▶ _Description of the task_: Leave out any picture and return the remaining listing below exactly as given.

▶ _Supplied material_:
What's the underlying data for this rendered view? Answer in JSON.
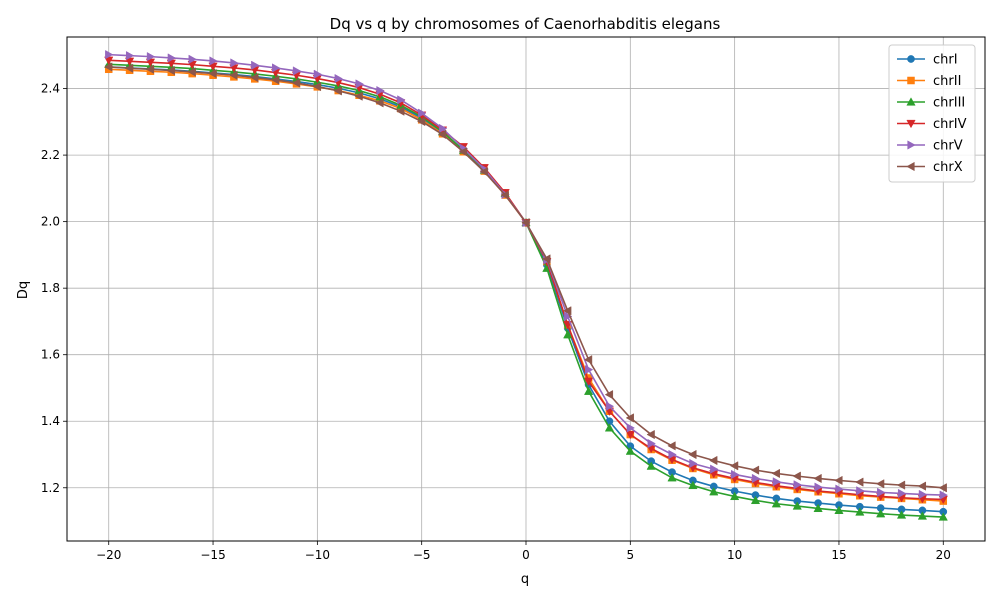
{
  "chart_data": {
    "type": "line",
    "title": "Dq vs q by chromosomes of Caenorhabditis elegans",
    "xlabel": "q",
    "ylabel": "Dq",
    "xlim": [
      -22,
      22
    ],
    "ylim": [
      1.04,
      2.555
    ],
    "xticks": [
      -20,
      -15,
      -10,
      -5,
      0,
      5,
      10,
      15,
      20
    ],
    "xtick_labels": [
      "−20",
      "−15",
      "−10",
      "−5",
      "0",
      "5",
      "10",
      "15",
      "20"
    ],
    "yticks": [
      1.2,
      1.4,
      1.6,
      1.8,
      2.0,
      2.2,
      2.4
    ],
    "ytick_labels": [
      "1.2",
      "1.4",
      "1.6",
      "1.8",
      "2.0",
      "2.2",
      "2.4"
    ],
    "grid": true,
    "legend_position": "top-right",
    "x": [
      -20,
      -19,
      -18,
      -17,
      -16,
      -15,
      -14,
      -13,
      -12,
      -11,
      -10,
      -9,
      -8,
      -7,
      -6,
      -5,
      -4,
      -3,
      -2,
      -1,
      0,
      1,
      2,
      3,
      4,
      5,
      6,
      7,
      8,
      9,
      10,
      11,
      12,
      13,
      14,
      15,
      16,
      17,
      18,
      19,
      20
    ],
    "series": [
      {
        "name": "chrI",
        "color": "#1f77b4",
        "marker": "circle",
        "values": [
          2.465,
          2.462,
          2.459,
          2.456,
          2.452,
          2.447,
          2.442,
          2.436,
          2.429,
          2.421,
          2.412,
          2.401,
          2.387,
          2.369,
          2.345,
          2.311,
          2.267,
          2.215,
          2.155,
          2.085,
          1.997,
          1.87,
          1.68,
          1.51,
          1.4,
          1.325,
          1.28,
          1.247,
          1.222,
          1.204,
          1.19,
          1.178,
          1.168,
          1.16,
          1.154,
          1.148,
          1.143,
          1.139,
          1.135,
          1.132,
          1.128
        ]
      },
      {
        "name": "chrII",
        "color": "#ff7f0e",
        "marker": "square",
        "values": [
          2.458,
          2.455,
          2.452,
          2.449,
          2.445,
          2.44,
          2.435,
          2.429,
          2.422,
          2.414,
          2.405,
          2.394,
          2.38,
          2.363,
          2.34,
          2.306,
          2.264,
          2.21,
          2.152,
          2.08,
          1.997,
          1.88,
          1.69,
          1.53,
          1.43,
          1.36,
          1.315,
          1.283,
          1.258,
          1.239,
          1.225,
          1.213,
          1.203,
          1.195,
          1.188,
          1.182,
          1.176,
          1.172,
          1.168,
          1.164,
          1.16
        ]
      },
      {
        "name": "chrIII",
        "color": "#2ca02c",
        "marker": "triangle-up",
        "values": [
          2.473,
          2.47,
          2.467,
          2.464,
          2.46,
          2.455,
          2.45,
          2.444,
          2.437,
          2.429,
          2.419,
          2.408,
          2.394,
          2.375,
          2.35,
          2.315,
          2.27,
          2.215,
          2.155,
          2.085,
          1.997,
          1.86,
          1.66,
          1.49,
          1.38,
          1.31,
          1.265,
          1.23,
          1.207,
          1.188,
          1.174,
          1.162,
          1.152,
          1.145,
          1.138,
          1.132,
          1.127,
          1.122,
          1.118,
          1.115,
          1.112
        ]
      },
      {
        "name": "chrIV",
        "color": "#d62728",
        "marker": "triangle-down",
        "values": [
          2.485,
          2.482,
          2.479,
          2.476,
          2.472,
          2.467,
          2.462,
          2.456,
          2.448,
          2.44,
          2.43,
          2.418,
          2.403,
          2.383,
          2.357,
          2.32,
          2.275,
          2.225,
          2.162,
          2.087,
          1.997,
          1.88,
          1.69,
          1.52,
          1.43,
          1.36,
          1.318,
          1.285,
          1.26,
          1.242,
          1.228,
          1.216,
          1.206,
          1.198,
          1.19,
          1.185,
          1.179,
          1.174,
          1.17,
          1.167,
          1.165
        ]
      },
      {
        "name": "chrV",
        "color": "#9467bd",
        "marker": "triangle-right",
        "values": [
          2.502,
          2.499,
          2.496,
          2.492,
          2.488,
          2.483,
          2.477,
          2.47,
          2.462,
          2.453,
          2.443,
          2.43,
          2.414,
          2.394,
          2.366,
          2.326,
          2.28,
          2.22,
          2.158,
          2.082,
          1.997,
          1.885,
          1.715,
          1.555,
          1.445,
          1.38,
          1.333,
          1.3,
          1.273,
          1.256,
          1.24,
          1.228,
          1.218,
          1.209,
          1.202,
          1.196,
          1.191,
          1.186,
          1.183,
          1.18,
          1.178
        ]
      },
      {
        "name": "chrX",
        "color": "#8c564b",
        "marker": "triangle-left",
        "values": [
          2.465,
          2.461,
          2.458,
          2.454,
          2.45,
          2.445,
          2.44,
          2.433,
          2.426,
          2.417,
          2.406,
          2.393,
          2.377,
          2.357,
          2.332,
          2.301,
          2.262,
          2.21,
          2.15,
          2.08,
          1.997,
          1.888,
          1.732,
          1.585,
          1.48,
          1.41,
          1.36,
          1.326,
          1.3,
          1.282,
          1.266,
          1.253,
          1.243,
          1.235,
          1.228,
          1.222,
          1.217,
          1.212,
          1.208,
          1.205,
          1.2
        ]
      }
    ]
  }
}
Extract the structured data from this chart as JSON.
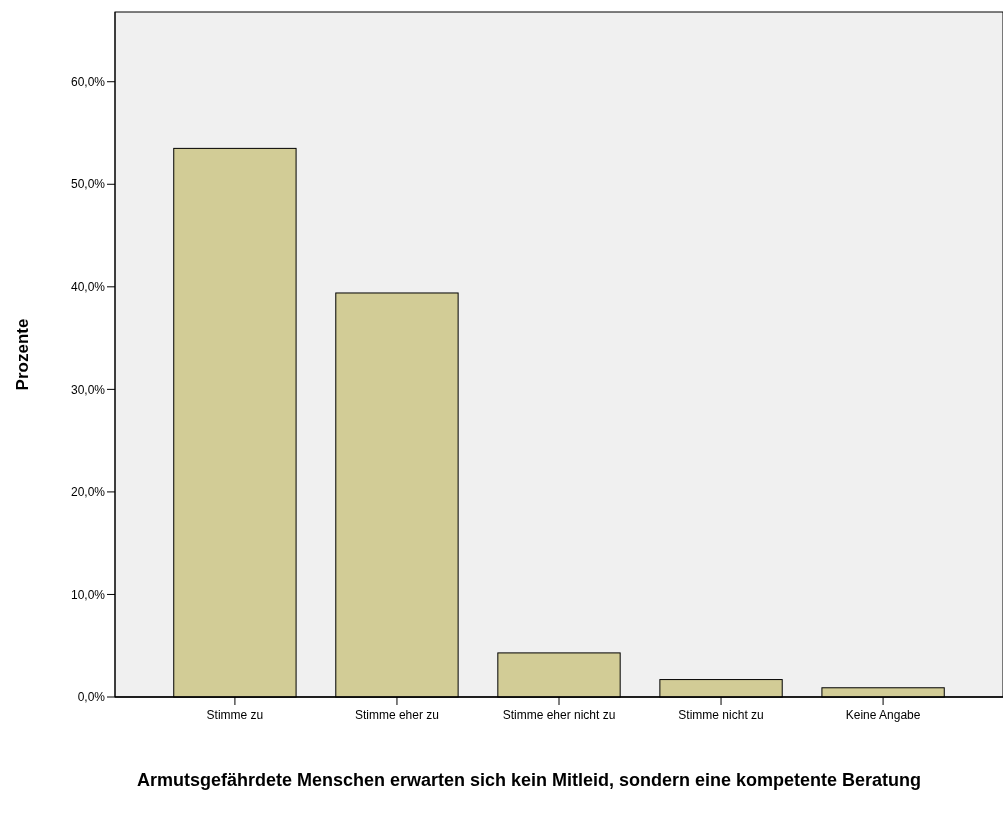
{
  "chart_data": {
    "type": "bar",
    "xlabel": "Armutsgefährdete Menschen erwarten sich kein Mitleid, sondern eine kompetente Beratung",
    "ylabel": "Prozente",
    "categories": [
      "Stimme zu",
      "Stimme eher zu",
      "Stimme eher nicht zu",
      "Stimme nicht zu",
      "Keine Angabe"
    ],
    "values": [
      53.5,
      39.4,
      4.3,
      1.7,
      0.9
    ],
    "color": "#d2cc96",
    "ylim": [
      0,
      66.8
    ],
    "yticks": [
      {
        "value": 0,
        "label": "0,0%"
      },
      {
        "value": 10,
        "label": "10,0%"
      },
      {
        "value": 20,
        "label": "20,0%"
      },
      {
        "value": 30,
        "label": "30,0%"
      },
      {
        "value": 40,
        "label": "40,0%"
      },
      {
        "value": 50,
        "label": "50,0%"
      },
      {
        "value": 60,
        "label": "60,0%"
      }
    ],
    "grid": false
  }
}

▶ _Result for this exercise_:
What's the underlying data for this rendered view? Answer in JSON.
{
  "chart_data": {
    "type": "line",
    "title": "Dq vs q by chromosomes of Caenorhabditis elegans",
    "xlabel": "q",
    "ylabel": "Dq",
    "xlim": [
      -22,
      22
    ],
    "ylim": [
      1.04,
      2.555
    ],
    "xticks": [
      -20,
      -15,
      -10,
      -5,
      0,
      5,
      10,
      15,
      20
    ],
    "xtick_labels": [
      "−20",
      "−15",
      "−10",
      "−5",
      "0",
      "5",
      "10",
      "15",
      "20"
    ],
    "yticks": [
      1.2,
      1.4,
      1.6,
      1.8,
      2.0,
      2.2,
      2.4
    ],
    "ytick_labels": [
      "1.2",
      "1.4",
      "1.6",
      "1.8",
      "2.0",
      "2.2",
      "2.4"
    ],
    "grid": true,
    "legend_position": "top-right",
    "x": [
      -20,
      -19,
      -18,
      -17,
      -16,
      -15,
      -14,
      -13,
      -12,
      -11,
      -10,
      -9,
      -8,
      -7,
      -6,
      -5,
      -4,
      -3,
      -2,
      -1,
      0,
      1,
      2,
      3,
      4,
      5,
      6,
      7,
      8,
      9,
      10,
      11,
      12,
      13,
      14,
      15,
      16,
      17,
      18,
      19,
      20
    ],
    "series": [
      {
        "name": "chrI",
        "color": "#1f77b4",
        "marker": "circle",
        "values": [
          2.465,
          2.462,
          2.459,
          2.456,
          2.452,
          2.447,
          2.442,
          2.436,
          2.429,
          2.421,
          2.412,
          2.401,
          2.387,
          2.369,
          2.345,
          2.311,
          2.267,
          2.215,
          2.155,
          2.085,
          1.997,
          1.87,
          1.68,
          1.51,
          1.4,
          1.325,
          1.28,
          1.247,
          1.222,
          1.204,
          1.19,
          1.178,
          1.168,
          1.16,
          1.154,
          1.148,
          1.143,
          1.139,
          1.135,
          1.132,
          1.128
        ]
      },
      {
        "name": "chrII",
        "color": "#ff7f0e",
        "marker": "square",
        "values": [
          2.458,
          2.455,
          2.452,
          2.449,
          2.445,
          2.44,
          2.435,
          2.429,
          2.422,
          2.414,
          2.405,
          2.394,
          2.38,
          2.363,
          2.34,
          2.306,
          2.264,
          2.21,
          2.152,
          2.08,
          1.997,
          1.88,
          1.69,
          1.53,
          1.43,
          1.36,
          1.315,
          1.283,
          1.258,
          1.239,
          1.225,
          1.213,
          1.203,
          1.195,
          1.188,
          1.182,
          1.176,
          1.172,
          1.168,
          1.164,
          1.16
        ]
      },
      {
        "name": "chrIII",
        "color": "#2ca02c",
        "marker": "triangle-up",
        "values": [
          2.473,
          2.47,
          2.467,
          2.464,
          2.46,
          2.455,
          2.45,
          2.444,
          2.437,
          2.429,
          2.419,
          2.408,
          2.394,
          2.375,
          2.35,
          2.315,
          2.27,
          2.215,
          2.155,
          2.085,
          1.997,
          1.86,
          1.66,
          1.49,
          1.38,
          1.31,
          1.265,
          1.23,
          1.207,
          1.188,
          1.174,
          1.162,
          1.152,
          1.145,
          1.138,
          1.132,
          1.127,
          1.122,
          1.118,
          1.115,
          1.112
        ]
      },
      {
        "name": "chrIV",
        "color": "#d62728",
        "marker": "triangle-down",
        "values": [
          2.485,
          2.482,
          2.479,
          2.476,
          2.472,
          2.467,
          2.462,
          2.456,
          2.448,
          2.44,
          2.43,
          2.418,
          2.403,
          2.383,
          2.357,
          2.32,
          2.275,
          2.225,
          2.162,
          2.087,
          1.997,
          1.88,
          1.69,
          1.52,
          1.43,
          1.36,
          1.318,
          1.285,
          1.26,
          1.242,
          1.228,
          1.216,
          1.206,
          1.198,
          1.19,
          1.185,
          1.179,
          1.174,
          1.17,
          1.167,
          1.165
        ]
      },
      {
        "name": "chrV",
        "color": "#9467bd",
        "marker": "triangle-right",
        "values": [
          2.502,
          2.499,
          2.496,
          2.492,
          2.488,
          2.483,
          2.477,
          2.47,
          2.462,
          2.453,
          2.443,
          2.43,
          2.414,
          2.394,
          2.366,
          2.326,
          2.28,
          2.22,
          2.158,
          2.082,
          1.997,
          1.885,
          1.715,
          1.555,
          1.445,
          1.38,
          1.333,
          1.3,
          1.273,
          1.256,
          1.24,
          1.228,
          1.218,
          1.209,
          1.202,
          1.196,
          1.191,
          1.186,
          1.183,
          1.18,
          1.178
        ]
      },
      {
        "name": "chrX",
        "color": "#8c564b",
        "marker": "triangle-left",
        "values": [
          2.465,
          2.461,
          2.458,
          2.454,
          2.45,
          2.445,
          2.44,
          2.433,
          2.426,
          2.417,
          2.406,
          2.393,
          2.377,
          2.357,
          2.332,
          2.301,
          2.262,
          2.21,
          2.15,
          2.08,
          1.997,
          1.888,
          1.732,
          1.585,
          1.48,
          1.41,
          1.36,
          1.326,
          1.3,
          1.282,
          1.266,
          1.253,
          1.243,
          1.235,
          1.228,
          1.222,
          1.217,
          1.212,
          1.208,
          1.205,
          1.2
        ]
      }
    ]
  }
}
Extract the structured data from this chart as JSON.
{
  "chart_data": {
    "type": "bar",
    "xlabel": "Armutsgefährdete Menschen erwarten sich kein Mitleid, sondern eine kompetente Beratung",
    "ylabel": "Prozente",
    "categories": [
      "Stimme zu",
      "Stimme eher zu",
      "Stimme eher nicht zu",
      "Stimme nicht zu",
      "Keine Angabe"
    ],
    "values": [
      53.5,
      39.4,
      4.3,
      1.7,
      0.9
    ],
    "color": "#d2cc96",
    "ylim": [
      0,
      66.8
    ],
    "yticks": [
      {
        "value": 0,
        "label": "0,0%"
      },
      {
        "value": 10,
        "label": "10,0%"
      },
      {
        "value": 20,
        "label": "20,0%"
      },
      {
        "value": 30,
        "label": "30,0%"
      },
      {
        "value": 40,
        "label": "40,0%"
      },
      {
        "value": 50,
        "label": "50,0%"
      },
      {
        "value": 60,
        "label": "60,0%"
      }
    ],
    "grid": false
  }
}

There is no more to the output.